What is needed -
Your task is to reproduce the material exactly.

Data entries
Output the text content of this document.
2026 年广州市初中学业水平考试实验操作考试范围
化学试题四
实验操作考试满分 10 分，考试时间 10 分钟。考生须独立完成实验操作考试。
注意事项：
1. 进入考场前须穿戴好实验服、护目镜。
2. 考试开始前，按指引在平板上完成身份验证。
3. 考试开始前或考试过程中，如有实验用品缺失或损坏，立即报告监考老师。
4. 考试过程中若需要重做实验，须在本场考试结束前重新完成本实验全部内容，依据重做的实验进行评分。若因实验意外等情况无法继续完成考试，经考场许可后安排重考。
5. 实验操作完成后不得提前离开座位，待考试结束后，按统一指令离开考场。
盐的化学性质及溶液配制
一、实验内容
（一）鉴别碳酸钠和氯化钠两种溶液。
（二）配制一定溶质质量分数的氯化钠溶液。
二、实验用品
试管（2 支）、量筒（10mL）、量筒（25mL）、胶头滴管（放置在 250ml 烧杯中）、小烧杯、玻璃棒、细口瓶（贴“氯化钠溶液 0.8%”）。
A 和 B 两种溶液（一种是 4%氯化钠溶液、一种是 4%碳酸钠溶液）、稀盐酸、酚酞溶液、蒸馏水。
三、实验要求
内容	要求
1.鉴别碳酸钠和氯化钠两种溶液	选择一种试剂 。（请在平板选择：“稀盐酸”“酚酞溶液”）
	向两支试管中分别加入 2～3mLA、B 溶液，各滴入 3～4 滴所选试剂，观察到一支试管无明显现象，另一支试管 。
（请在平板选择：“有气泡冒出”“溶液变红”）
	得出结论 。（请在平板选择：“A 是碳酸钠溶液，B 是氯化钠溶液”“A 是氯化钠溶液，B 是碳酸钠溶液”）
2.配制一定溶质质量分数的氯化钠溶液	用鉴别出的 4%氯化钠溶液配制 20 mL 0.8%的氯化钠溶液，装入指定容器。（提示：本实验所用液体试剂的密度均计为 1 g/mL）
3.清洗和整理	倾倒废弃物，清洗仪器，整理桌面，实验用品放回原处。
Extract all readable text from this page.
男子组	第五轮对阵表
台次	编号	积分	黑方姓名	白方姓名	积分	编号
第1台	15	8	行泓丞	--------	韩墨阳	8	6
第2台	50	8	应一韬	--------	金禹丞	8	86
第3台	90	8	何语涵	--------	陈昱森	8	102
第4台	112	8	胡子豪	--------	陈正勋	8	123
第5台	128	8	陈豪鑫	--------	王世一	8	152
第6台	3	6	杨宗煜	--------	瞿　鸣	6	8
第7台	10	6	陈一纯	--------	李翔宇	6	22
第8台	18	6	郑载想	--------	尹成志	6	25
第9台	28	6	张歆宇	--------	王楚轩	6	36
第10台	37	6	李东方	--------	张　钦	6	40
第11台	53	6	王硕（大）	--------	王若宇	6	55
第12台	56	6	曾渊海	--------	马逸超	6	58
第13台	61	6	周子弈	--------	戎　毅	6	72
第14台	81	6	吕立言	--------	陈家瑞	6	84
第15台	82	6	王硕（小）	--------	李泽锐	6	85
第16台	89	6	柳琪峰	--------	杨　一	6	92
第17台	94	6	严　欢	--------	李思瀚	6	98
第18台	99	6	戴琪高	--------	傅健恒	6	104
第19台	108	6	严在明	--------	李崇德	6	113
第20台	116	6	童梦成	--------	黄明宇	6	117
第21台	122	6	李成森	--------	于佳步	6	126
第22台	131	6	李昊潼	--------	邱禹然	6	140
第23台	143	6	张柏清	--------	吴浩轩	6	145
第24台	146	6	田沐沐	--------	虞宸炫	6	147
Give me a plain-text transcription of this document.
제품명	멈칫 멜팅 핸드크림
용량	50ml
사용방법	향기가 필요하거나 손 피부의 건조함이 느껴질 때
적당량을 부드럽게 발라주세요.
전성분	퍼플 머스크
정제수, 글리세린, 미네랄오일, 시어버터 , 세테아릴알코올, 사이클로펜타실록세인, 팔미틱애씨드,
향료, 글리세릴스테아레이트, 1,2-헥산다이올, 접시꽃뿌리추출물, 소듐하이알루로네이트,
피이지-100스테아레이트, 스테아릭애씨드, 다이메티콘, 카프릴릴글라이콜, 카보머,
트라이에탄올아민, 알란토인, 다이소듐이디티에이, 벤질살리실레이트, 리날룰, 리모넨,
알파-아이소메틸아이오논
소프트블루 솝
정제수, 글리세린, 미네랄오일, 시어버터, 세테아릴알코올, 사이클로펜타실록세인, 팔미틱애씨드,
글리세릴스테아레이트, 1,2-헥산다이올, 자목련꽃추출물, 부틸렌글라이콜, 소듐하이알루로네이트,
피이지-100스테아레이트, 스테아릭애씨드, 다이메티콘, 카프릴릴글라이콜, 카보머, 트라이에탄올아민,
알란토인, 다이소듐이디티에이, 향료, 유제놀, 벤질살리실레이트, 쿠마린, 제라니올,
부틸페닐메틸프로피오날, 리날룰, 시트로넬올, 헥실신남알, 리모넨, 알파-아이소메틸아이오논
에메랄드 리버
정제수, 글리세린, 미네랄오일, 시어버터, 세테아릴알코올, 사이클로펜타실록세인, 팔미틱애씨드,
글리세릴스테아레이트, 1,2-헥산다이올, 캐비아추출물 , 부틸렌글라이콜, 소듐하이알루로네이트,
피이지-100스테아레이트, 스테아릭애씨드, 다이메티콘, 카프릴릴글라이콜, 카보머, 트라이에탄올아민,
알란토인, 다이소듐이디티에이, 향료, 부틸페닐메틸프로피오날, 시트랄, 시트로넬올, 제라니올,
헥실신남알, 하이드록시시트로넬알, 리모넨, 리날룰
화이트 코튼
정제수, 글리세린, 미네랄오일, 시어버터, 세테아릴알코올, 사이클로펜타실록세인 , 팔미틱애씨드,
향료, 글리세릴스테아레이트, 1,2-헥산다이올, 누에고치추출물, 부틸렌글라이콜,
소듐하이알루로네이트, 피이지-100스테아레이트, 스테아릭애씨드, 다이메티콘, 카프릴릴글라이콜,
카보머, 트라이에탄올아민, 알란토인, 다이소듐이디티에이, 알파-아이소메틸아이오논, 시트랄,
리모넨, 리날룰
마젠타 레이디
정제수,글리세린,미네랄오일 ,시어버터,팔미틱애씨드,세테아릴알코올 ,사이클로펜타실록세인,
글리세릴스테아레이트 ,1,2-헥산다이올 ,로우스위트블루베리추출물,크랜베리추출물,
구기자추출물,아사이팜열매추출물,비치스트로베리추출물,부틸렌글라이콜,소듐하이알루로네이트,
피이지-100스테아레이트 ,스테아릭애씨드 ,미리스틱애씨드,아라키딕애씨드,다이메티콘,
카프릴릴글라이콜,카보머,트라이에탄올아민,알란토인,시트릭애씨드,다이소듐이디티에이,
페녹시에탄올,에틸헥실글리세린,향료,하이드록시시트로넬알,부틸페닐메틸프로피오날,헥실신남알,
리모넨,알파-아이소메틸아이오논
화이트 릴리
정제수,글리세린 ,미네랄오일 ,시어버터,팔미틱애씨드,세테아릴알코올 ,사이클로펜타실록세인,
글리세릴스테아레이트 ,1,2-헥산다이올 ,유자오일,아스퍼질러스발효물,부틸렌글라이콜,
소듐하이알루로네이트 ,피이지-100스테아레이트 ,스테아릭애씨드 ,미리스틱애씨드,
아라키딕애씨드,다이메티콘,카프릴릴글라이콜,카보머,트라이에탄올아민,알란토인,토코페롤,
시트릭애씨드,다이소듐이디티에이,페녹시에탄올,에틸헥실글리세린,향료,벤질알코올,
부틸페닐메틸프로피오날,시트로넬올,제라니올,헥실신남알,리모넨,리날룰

Answer -
Output the text content of this document.
2026 年广州市初中学业水平考试实验操作考试范围
化学试题四
实验操作考试满分 10 分，考试时间 10 分钟。考生须独立完成实验操作考试。
注意事项：
1. 进入考场前须穿戴好实验服、护目镜。
2. 考试开始前，按指引在平板上完成身份验证。
3. 考试开始前或考试过程中，如有实验用品缺失或损坏，立即报告监考老师。
4. 考试过程中若需要重做实验，须在本场考试结束前重新完成本实验全部内容，依据重做的实验进行评分。若因实验意外等情况无法继续完成考试，经考场许可后安排重考。
5. 实验操作完成后不得提前离开座位，待考试结束后，按统一指令离开考场。
盐的化学性质及溶液配制
一、实验内容
（一）鉴别碳酸钠和氯化钠两种溶液。
（二）配制一定溶质质量分数的氯化钠溶液。
二、实验用品
试管（2 支）、量筒（10mL）、量筒（25mL）、胶头滴管（放置在 250ml 烧杯中）、小烧杯、玻璃棒、细口瓶（贴“氯化钠溶液 0.8%”）。
A 和 B 两种溶液（一种是 4%氯化钠溶液、一种是 4%碳酸钠溶液）、稀盐酸、酚酞溶液、蒸馏水。
三、实验要求
内容	要求
1.鉴别碳酸钠和氯化钠两种溶液	选择一种试剂 。（请在平板选择：“稀盐酸”“酚酞溶液”）
	向两支试管中分别加入 2～3mLA、B 溶液，各滴入 3～4 滴所选试剂，观察到一支试管无明显现象，另一支试管 。
（请在平板选择：“有气泡冒出”“溶液变红”）
	得出结论 。（请在平板选择：“A 是碳酸钠溶液，B 是氯化钠溶液”“A 是氯化钠溶液，B 是碳酸钠溶液”）
2.配制一定溶质质量分数的氯化钠溶液	用鉴别出的 4%氯化钠溶液配制 20 mL 0.8%的氯化钠溶液，装入指定容器。（提示：本实验所用液体试剂的密度均计为 1 g/mL）
3.清洗和整理	倾倒废弃物，清洗仪器，整理桌面，实验用品放回原处。
Extract all readable text from this page.
男子组	第五轮对阵表
台次	编号	积分	黑方姓名	白方姓名	积分	编号
第1台	15	8	行泓丞	--------	韩墨阳	8	6
第2台	50	8	应一韬	--------	金禹丞	8	86
第3台	90	8	何语涵	--------	陈昱森	8	102
第4台	112	8	胡子豪	--------	陈正勋	8	123
第5台	128	8	陈豪鑫	--------	王世一	8	152
第6台	3	6	杨宗煜	--------	瞿　鸣	6	8
第7台	10	6	陈一纯	--------	李翔宇	6	22
第8台	18	6	郑载想	--------	尹成志	6	25
第9台	28	6	张歆宇	--------	王楚轩	6	36
第10台	37	6	李东方	--------	张　钦	6	40
第11台	53	6	王硕（大）	--------	王若宇	6	55
第12台	56	6	曾渊海	--------	马逸超	6	58
第13台	61	6	周子弈	--------	戎　毅	6	72
第14台	81	6	吕立言	--------	陈家瑞	6	84
第15台	82	6	王硕（小）	--------	李泽锐	6	85
第16台	89	6	柳琪峰	--------	杨　一	6	92
第17台	94	6	严　欢	--------	李思瀚	6	98
第18台	99	6	戴琪高	--------	傅健恒	6	104
第19台	108	6	严在明	--------	李崇德	6	113
第20台	116	6	童梦成	--------	黄明宇	6	117
第21台	122	6	李成森	--------	于佳步	6	126
第22台	131	6	李昊潼	--------	邱禹然	6	140
第23台	143	6	张柏清	--------	吴浩轩	6	145
第24台	146	6	田沐沐	--------	虞宸炫	6	147
Give me a plain-text transcription of this document.
제품명	멈칫 멜팅 핸드크림
용량	50ml
사용방법	향기가 필요하거나 손 피부의 건조함이 느껴질 때
적당량을 부드럽게 발라주세요.
전성분	퍼플 머스크
정제수, 글리세린, 미네랄오일, 시어버터 , 세테아릴알코올, 사이클로펜타실록세인, 팔미틱애씨드,
향료, 글리세릴스테아레이트, 1,2-헥산다이올, 접시꽃뿌리추출물, 소듐하이알루로네이트,
피이지-100스테아레이트, 스테아릭애씨드, 다이메티콘, 카프릴릴글라이콜, 카보머,
트라이에탄올아민, 알란토인, 다이소듐이디티에이, 벤질살리실레이트, 리날룰, 리모넨,
알파-아이소메틸아이오논
소프트블루 솝
정제수, 글리세린, 미네랄오일, 시어버터, 세테아릴알코올, 사이클로펜타실록세인, 팔미틱애씨드,
글리세릴스테아레이트, 1,2-헥산다이올, 자목련꽃추출물, 부틸렌글라이콜, 소듐하이알루로네이트,
피이지-100스테아레이트, 스테아릭애씨드, 다이메티콘, 카프릴릴글라이콜, 카보머, 트라이에탄올아민,
알란토인, 다이소듐이디티에이, 향료, 유제놀, 벤질살리실레이트, 쿠마린, 제라니올,
부틸페닐메틸프로피오날, 리날룰, 시트로넬올, 헥실신남알, 리모넨, 알파-아이소메틸아이오논
에메랄드 리버
정제수, 글리세린, 미네랄오일, 시어버터, 세테아릴알코올, 사이클로펜타실록세인, 팔미틱애씨드,
글리세릴스테아레이트, 1,2-헥산다이올, 캐비아추출물 , 부틸렌글라이콜, 소듐하이알루로네이트,
피이지-100스테아레이트, 스테아릭애씨드, 다이메티콘, 카프릴릴글라이콜, 카보머, 트라이에탄올아민,
알란토인, 다이소듐이디티에이, 향료, 부틸페닐메틸프로피오날, 시트랄, 시트로넬올, 제라니올,
헥실신남알, 하이드록시시트로넬알, 리모넨, 리날룰
화이트 코튼
정제수, 글리세린, 미네랄오일, 시어버터, 세테아릴알코올, 사이클로펜타실록세인 , 팔미틱애씨드,
향료, 글리세릴스테아레이트, 1,2-헥산다이올, 누에고치추출물, 부틸렌글라이콜,
소듐하이알루로네이트, 피이지-100스테아레이트, 스테아릭애씨드, 다이메티콘, 카프릴릴글라이콜,
카보머, 트라이에탄올아민, 알란토인, 다이소듐이디티에이, 알파-아이소메틸아이오논, 시트랄,
리모넨, 리날룰
마젠타 레이디
정제수,글리세린,미네랄오일 ,시어버터,팔미틱애씨드,세테아릴알코올 ,사이클로펜타실록세인,
글리세릴스테아레이트 ,1,2-헥산다이올 ,로우스위트블루베리추출물,크랜베리추출물,
구기자추출물,아사이팜열매추출물,비치스트로베리추출물,부틸렌글라이콜,소듐하이알루로네이트,
피이지-100스테아레이트 ,스테아릭애씨드 ,미리스틱애씨드,아라키딕애씨드,다이메티콘,
카프릴릴글라이콜,카보머,트라이에탄올아민,알란토인,시트릭애씨드,다이소듐이디티에이,
페녹시에탄올,에틸헥실글리세린,향료,하이드록시시트로넬알,부틸페닐메틸프로피오날,헥실신남알,
리모넨,알파-아이소메틸아이오논
화이트 릴리
정제수,글리세린 ,미네랄오일 ,시어버터,팔미틱애씨드,세테아릴알코올 ,사이클로펜타실록세인,
글리세릴스테아레이트 ,1,2-헥산다이올 ,유자오일,아스퍼질러스발효물,부틸렌글라이콜,
소듐하이알루로네이트 ,피이지-100스테아레이트 ,스테아릭애씨드 ,미리스틱애씨드,
아라키딕애씨드,다이메티콘,카프릴릴글라이콜,카보머,트라이에탄올아민,알란토인,토코페롤,
시트릭애씨드,다이소듐이디티에이,페녹시에탄올,에틸헥실글리세린,향료,벤질알코올,
부틸페닐메틸프로피오날,시트로넬올,제라니올,헥실신남알,리모넨,리날룰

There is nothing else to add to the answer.